Welcome!

@CloudExpo Authors: Pat Romanski, Jason Bloomberg, Liz McMillan, Elizabeth White, Kevin Jackson

Related Topics: @CloudExpo, @BigDataExpo, @ThingsExpo

@CloudExpo: Blog Feed Post

Election #DataScience and the Death of Truth | @CloudExpo #BigData #Analytics

Many candidates treated opinions as ‘truth’ and a large portion of the American public grabbed ahold of these ‘truths’ as gospel

The U.S. Presidential election is finally over. The protests are winding down, they’ve stopped burning cars in Oakland (for now), and the talks of California succession are waning. But I am struggling to return to “normal” because in this election, truth got hammered.

Many candidates treated opinions as “truth” and a large portion of the American public grabbed a hold of these “truths” as gospel. It may have been a good time to be in the “fact checking” business, but I’m not sure how effective even the fact checkers could be given the spontaneous nature of “opinions as facts” being thrown around, not to mention the people who create fake news intentionally.

So let’s play a game! Let’s call this game “Separate the Truth from the Myths.” Let’s see how you do.

  1. Bat Boy Sighted in NYC Subway (probably too expensive to get a condo in Manhattan)

▶ _GIVEN PROBLEM 1_
Condense the paragraph of the blog post that begins "The U.S. Presidential election is finally over" into one shorter sentence that keeps its main points.
▶ _GIVEN PROBLEM 2_
Carry on the blog post about election truth from the point where it stops.

▶ _RECORDED INFORMATION_

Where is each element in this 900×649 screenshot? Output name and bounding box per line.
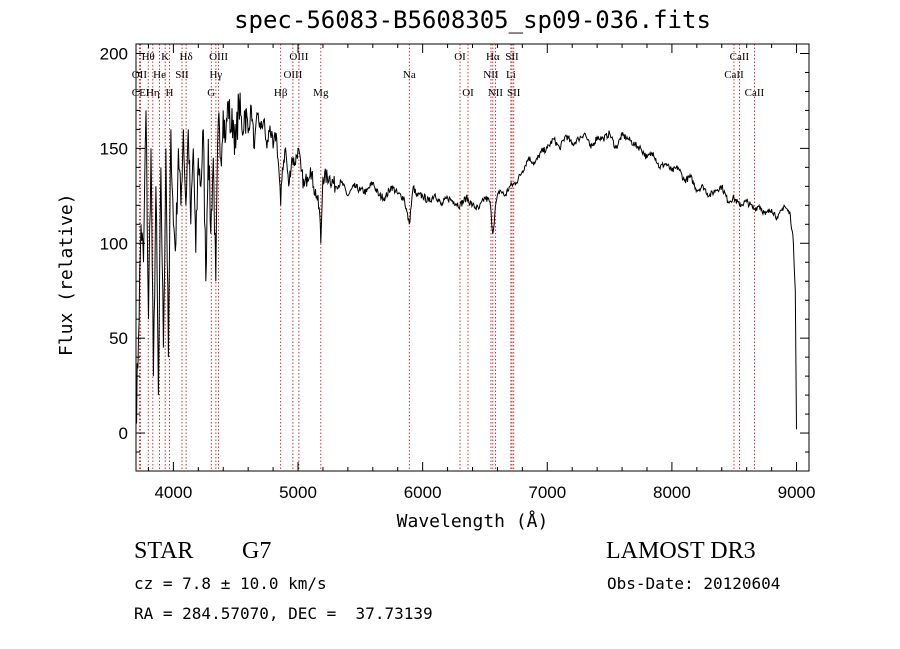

▶ _WRITTEN REPLY 1_
The U.S. Presidential election is over and the unrest that followed is fading, but the writer is struggling to return to "normal" because truth took a beating in this election.

▶ _WRITTEN REPLY 2_
  2. Obama Appoints Martian Ambassador (but the Senate will request Matt Damon since he’s already lived and farmed on Mars)
  3. Skynet is a Reality (Hey, even Iron Man showed up at the Senate to tell them so!)
  4. Ted Cruz Shot JFK (okay, so it actually was his dad, but accusing Ted Cruz is more funny)

All but one of these stories appeared in the highly credible “National Enquirer” or “Weekly World News.” That’s like buying a copy of the “Mad Magazine” (for you old timers) or reading “The Onion” (for you young whippersnappers) expecting the “truth” from these satirical publications (see Figure 1).

Figure 1: Real Headlines from “Less Than Credible” Sources

However the below stories in Figure 2 where plastered across social media sites as if they were the truth, and as you can see from the engagement numbers, lots of people took the time to read these “truths.”

Figure 2: Social Media Fake News and Number of Views

Data Science And Common Sense
As a data scientist, we need to know not to accept the “truth” without applying some common sense. For all the fancy training in neural networks, artificial intelligence and machine learning, it’s hard to replace “common sense” as a necessary data scientist characteristic. Let’s walk through an example of how a data scientist might approach one of the sensational stories that recently popped up on social media (see Figure 3).

Figure 3: The Guardian, September 26, 2016

OMG, murders are up 10.8% in the biggest percentage increase since 1971, according to a highly credible source like the FBI. It’s become the “Walking Dead” out there!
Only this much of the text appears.